## START

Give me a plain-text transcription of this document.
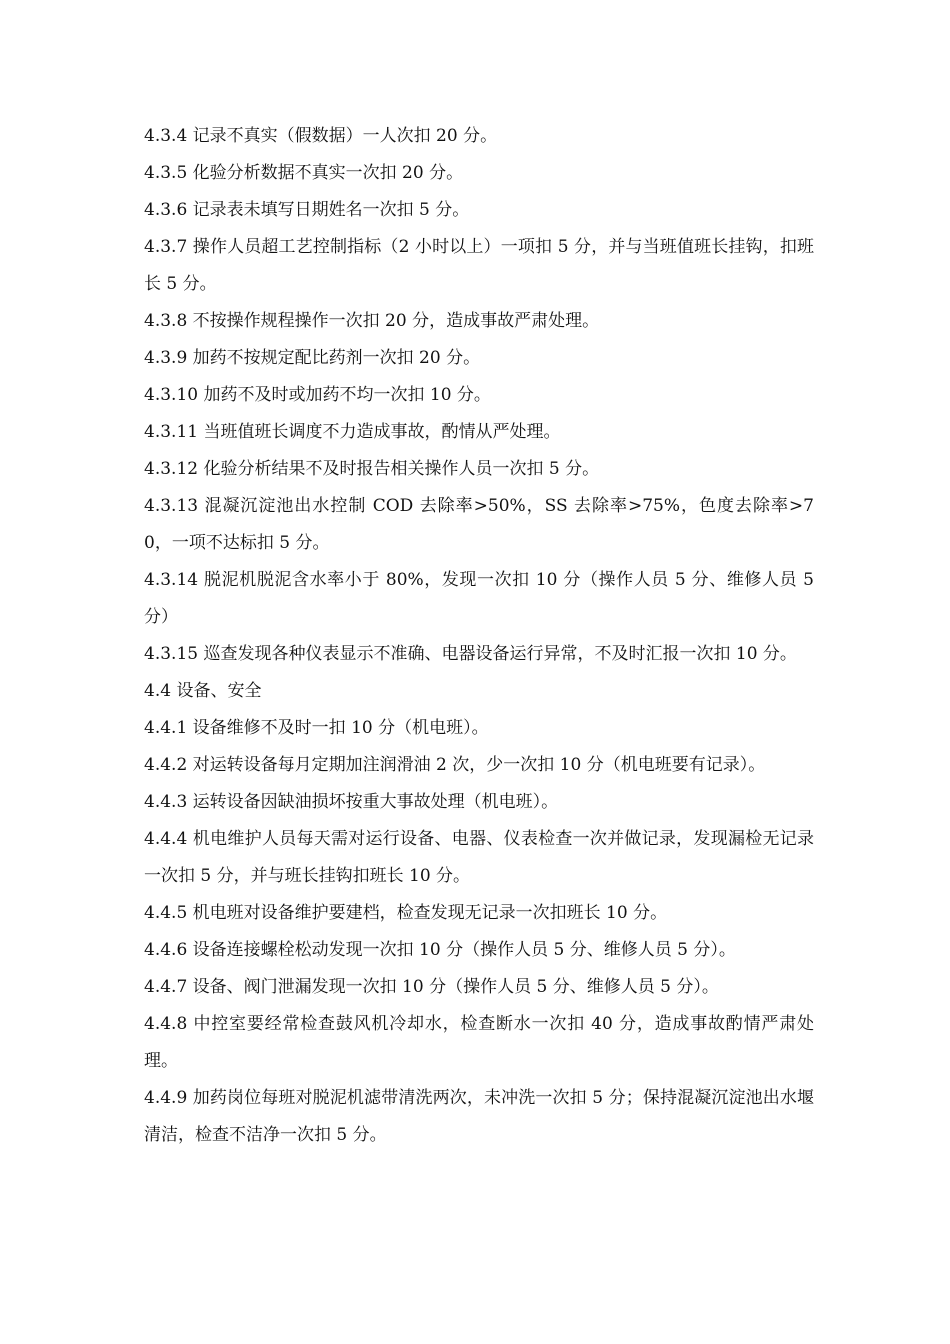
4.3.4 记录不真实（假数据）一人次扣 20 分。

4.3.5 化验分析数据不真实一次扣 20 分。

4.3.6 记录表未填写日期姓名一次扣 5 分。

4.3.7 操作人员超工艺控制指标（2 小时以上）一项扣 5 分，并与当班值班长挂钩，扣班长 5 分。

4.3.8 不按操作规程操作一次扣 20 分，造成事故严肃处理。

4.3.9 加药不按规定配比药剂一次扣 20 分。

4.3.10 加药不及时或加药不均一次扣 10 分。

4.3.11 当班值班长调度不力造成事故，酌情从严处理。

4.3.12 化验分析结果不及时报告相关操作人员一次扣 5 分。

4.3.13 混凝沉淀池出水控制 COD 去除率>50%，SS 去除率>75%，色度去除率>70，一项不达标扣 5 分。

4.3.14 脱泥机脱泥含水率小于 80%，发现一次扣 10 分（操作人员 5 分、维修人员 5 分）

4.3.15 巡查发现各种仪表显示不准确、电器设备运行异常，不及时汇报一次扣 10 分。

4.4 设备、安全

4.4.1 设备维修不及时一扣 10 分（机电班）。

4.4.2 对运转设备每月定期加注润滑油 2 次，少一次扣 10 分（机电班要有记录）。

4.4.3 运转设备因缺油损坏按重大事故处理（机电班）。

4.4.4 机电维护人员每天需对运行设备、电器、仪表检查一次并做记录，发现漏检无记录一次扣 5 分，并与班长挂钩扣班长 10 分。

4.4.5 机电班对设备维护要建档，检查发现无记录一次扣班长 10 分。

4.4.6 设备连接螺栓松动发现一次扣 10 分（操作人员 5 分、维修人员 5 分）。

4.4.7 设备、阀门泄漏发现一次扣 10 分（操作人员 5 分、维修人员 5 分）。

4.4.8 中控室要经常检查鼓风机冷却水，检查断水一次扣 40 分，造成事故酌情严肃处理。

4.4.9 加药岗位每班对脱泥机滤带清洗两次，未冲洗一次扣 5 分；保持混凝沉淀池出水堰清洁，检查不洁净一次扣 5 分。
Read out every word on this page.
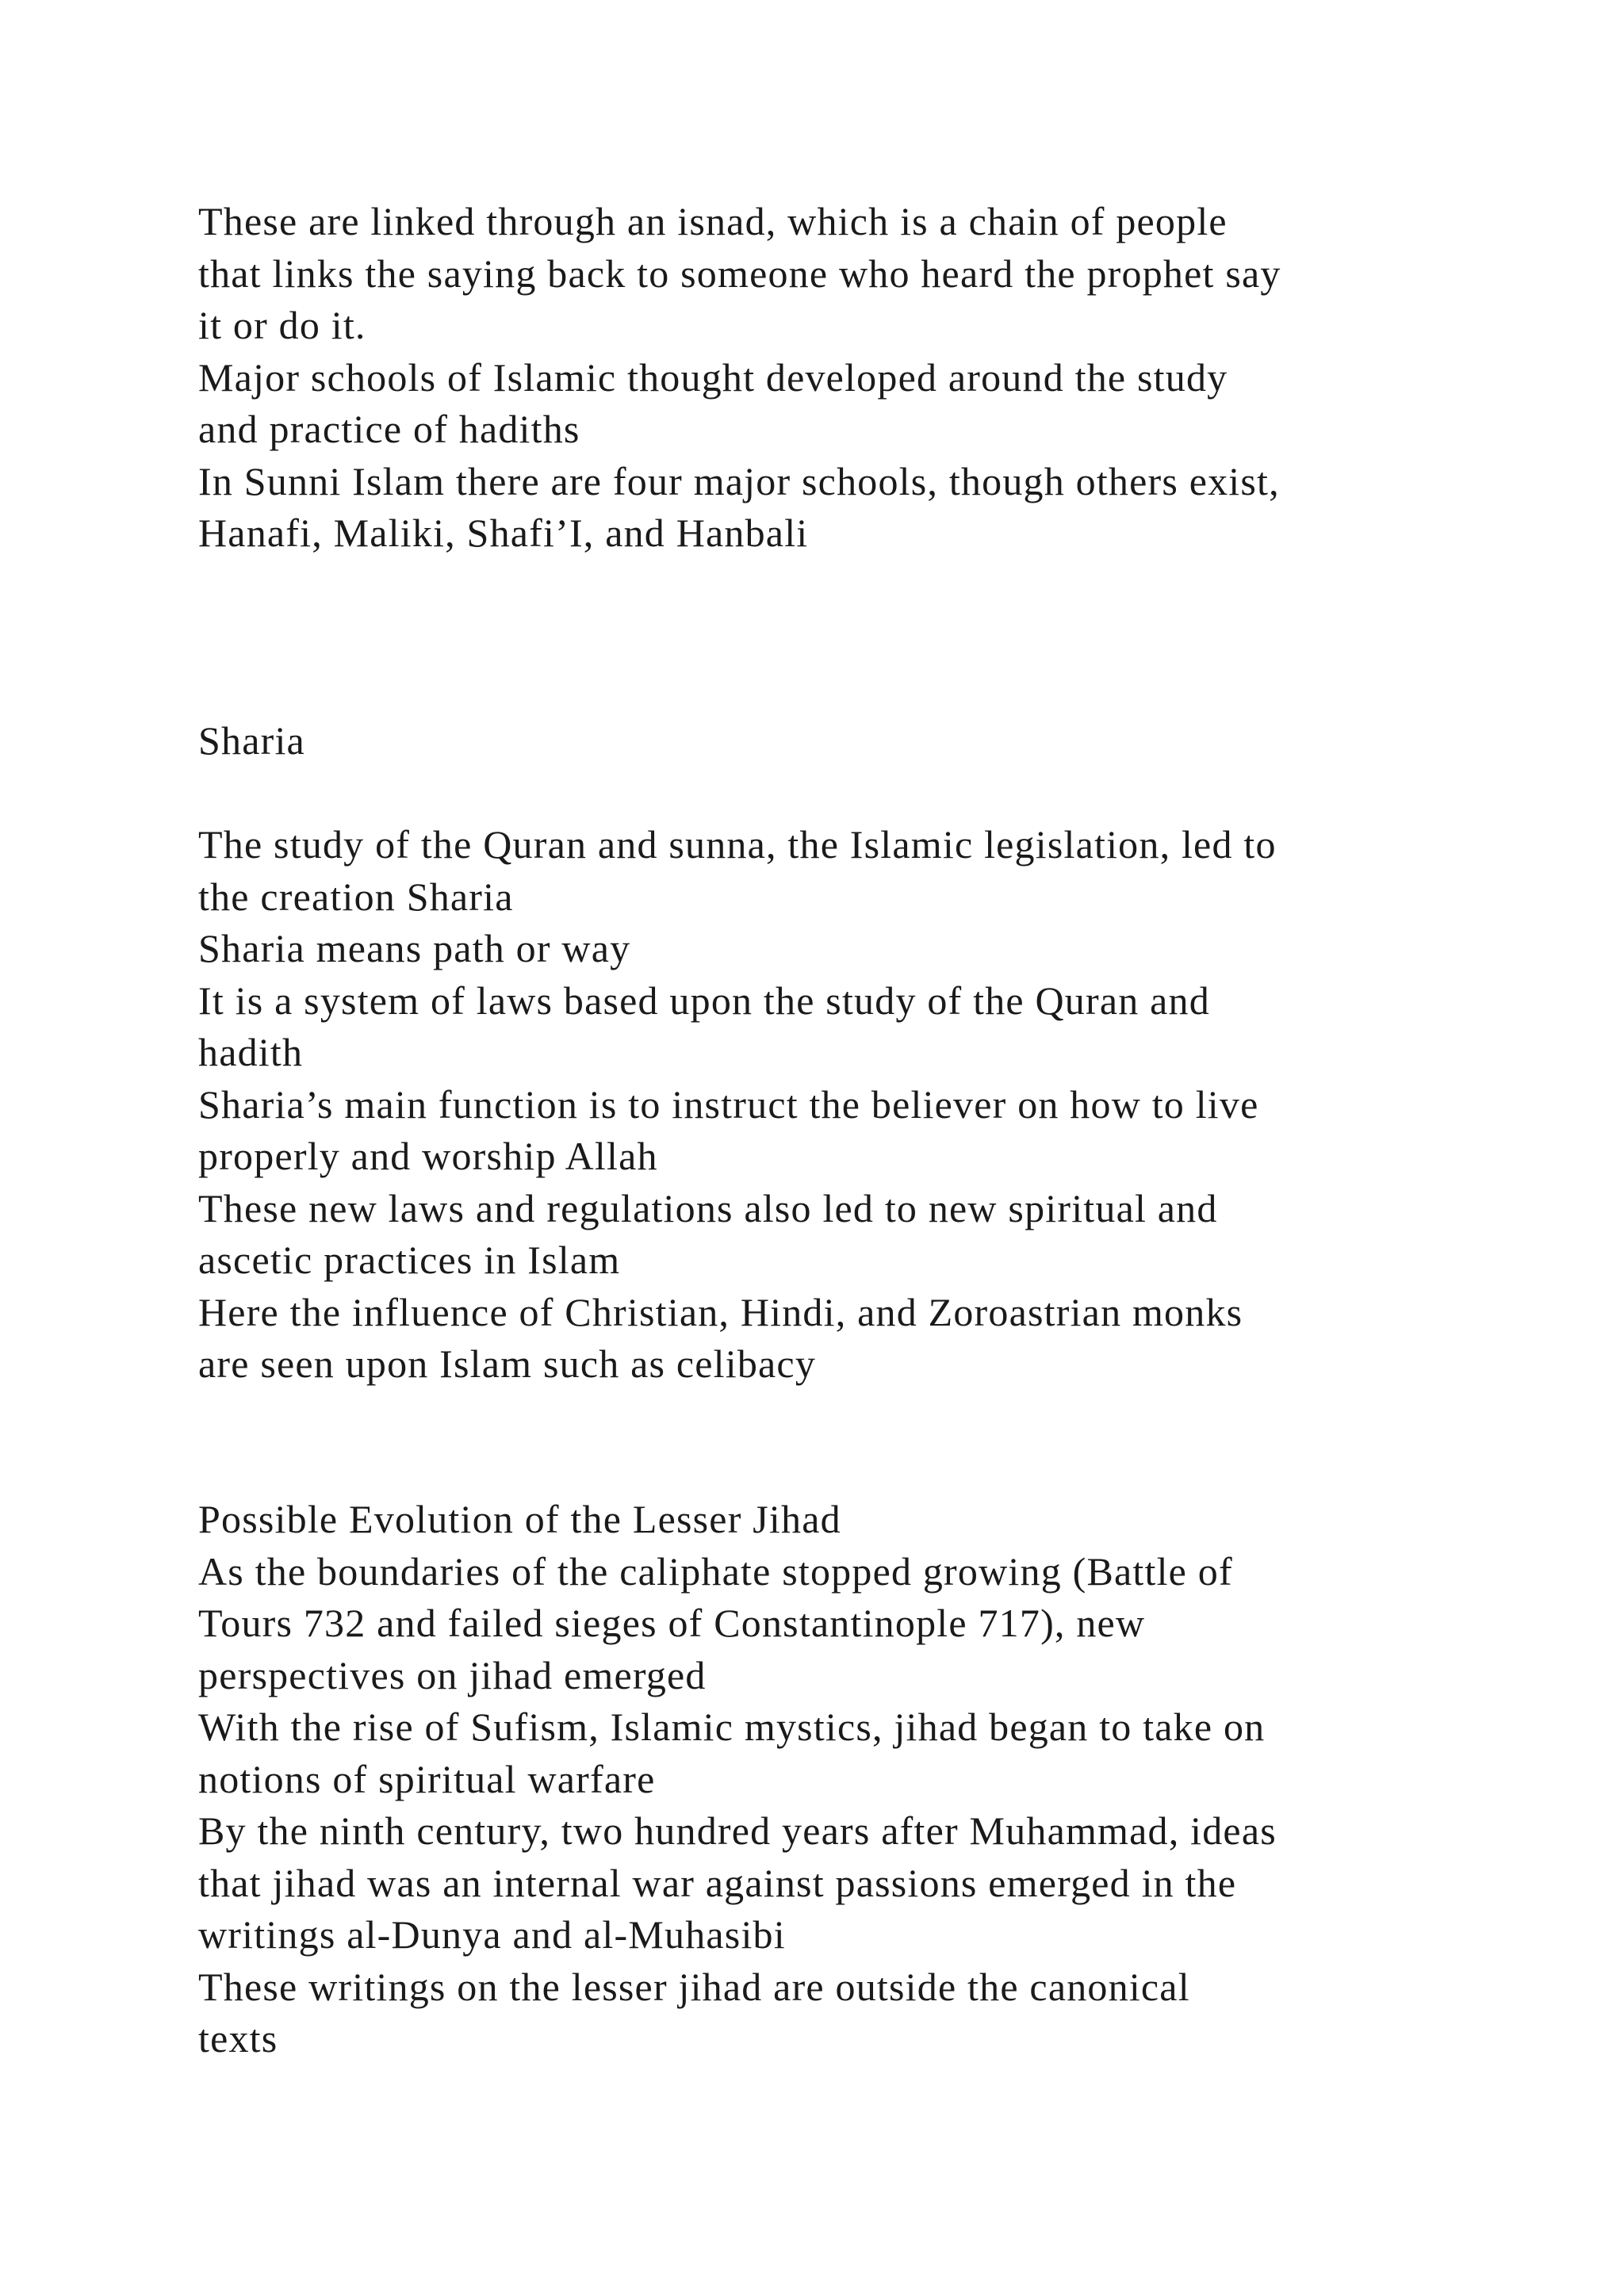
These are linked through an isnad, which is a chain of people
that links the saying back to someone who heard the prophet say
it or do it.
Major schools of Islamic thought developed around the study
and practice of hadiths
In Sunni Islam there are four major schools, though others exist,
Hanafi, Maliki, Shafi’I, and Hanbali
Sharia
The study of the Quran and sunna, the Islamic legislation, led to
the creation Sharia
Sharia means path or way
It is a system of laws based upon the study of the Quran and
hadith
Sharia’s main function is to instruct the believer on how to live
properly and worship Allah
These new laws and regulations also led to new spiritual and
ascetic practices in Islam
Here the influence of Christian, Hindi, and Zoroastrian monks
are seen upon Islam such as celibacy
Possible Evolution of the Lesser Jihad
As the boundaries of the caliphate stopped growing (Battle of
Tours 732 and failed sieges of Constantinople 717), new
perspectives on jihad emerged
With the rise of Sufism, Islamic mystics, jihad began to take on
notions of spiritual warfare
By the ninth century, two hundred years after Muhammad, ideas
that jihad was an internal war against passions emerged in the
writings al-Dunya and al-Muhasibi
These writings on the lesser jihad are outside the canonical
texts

## END

= Task to carry out =
Without including any pictures, please restate all the records exactly.

= Solution to this exercise =
Give me a plain-text transcription of this document.
4.3.4 记录不真实（假数据）一人次扣 20 分。

4.3.5 化验分析数据不真实一次扣 20 分。

4.3.6 记录表未填写日期姓名一次扣 5 分。

4.3.7 操作人员超工艺控制指标（2 小时以上）一项扣 5 分，并与当班值班长挂钩，扣班长 5 分。

4.3.8 不按操作规程操作一次扣 20 分，造成事故严肃处理。

4.3.9 加药不按规定配比药剂一次扣 20 分。

4.3.10 加药不及时或加药不均一次扣 10 分。

4.3.11 当班值班长调度不力造成事故，酌情从严处理。

4.3.12 化验分析结果不及时报告相关操作人员一次扣 5 分。

4.3.13 混凝沉淀池出水控制 COD 去除率>50%，SS 去除率>75%，色度去除率>70，一项不达标扣 5 分。

4.3.14 脱泥机脱泥含水率小于 80%，发现一次扣 10 分（操作人员 5 分、维修人员 5 分）

4.3.15 巡查发现各种仪表显示不准确、电器设备运行异常，不及时汇报一次扣 10 分。

4.4 设备、安全

4.4.1 设备维修不及时一扣 10 分（机电班）。

4.4.2 对运转设备每月定期加注润滑油 2 次，少一次扣 10 分（机电班要有记录）。

4.4.3 运转设备因缺油损坏按重大事故处理（机电班）。

4.4.4 机电维护人员每天需对运行设备、电器、仪表检查一次并做记录，发现漏检无记录一次扣 5 分，并与班长挂钩扣班长 10 分。

4.4.5 机电班对设备维护要建档，检查发现无记录一次扣班长 10 分。

4.4.6 设备连接螺栓松动发现一次扣 10 分（操作人员 5 分、维修人员 5 分）。

4.4.7 设备、阀门泄漏发现一次扣 10 分（操作人员 5 分、维修人员 5 分）。

4.4.8 中控室要经常检查鼓风机冷却水，检查断水一次扣 40 分，造成事故酌情严肃处理。

4.4.9 加药岗位每班对脱泥机滤带清洗两次，未冲洗一次扣 5 分；保持混凝沉淀池出水堰清洁，检查不洁净一次扣 5 分。
Read out every word on this page.
These are linked through an isnad, which is a chain of people
that links the saying back to someone who heard the prophet say
it or do it.
Major schools of Islamic thought developed around the study
and practice of hadiths
In Sunni Islam there are four major schools, though others exist,
Hanafi, Maliki, Shafi’I, and Hanbali
Sharia
The study of the Quran and sunna, the Islamic legislation, led to
the creation Sharia
Sharia means path or way
It is a system of laws based upon the study of the Quran and
hadith
Sharia’s main function is to instruct the believer on how to live
properly and worship Allah
These new laws and regulations also led to new spiritual and
ascetic practices in Islam
Here the influence of Christian, Hindi, and Zoroastrian monks
are seen upon Islam such as celibacy
Possible Evolution of the Lesser Jihad
As the boundaries of the caliphate stopped growing (Battle of
Tours 732 and failed sieges of Constantinople 717), new
perspectives on jihad emerged
With the rise of Sufism, Islamic mystics, jihad began to take on
notions of spiritual warfare
By the ninth century, two hundred years after Muhammad, ideas
that jihad was an internal war against passions emerged in the
writings al-Dunya and al-Muhasibi
These writings on the lesser jihad are outside the canonical
texts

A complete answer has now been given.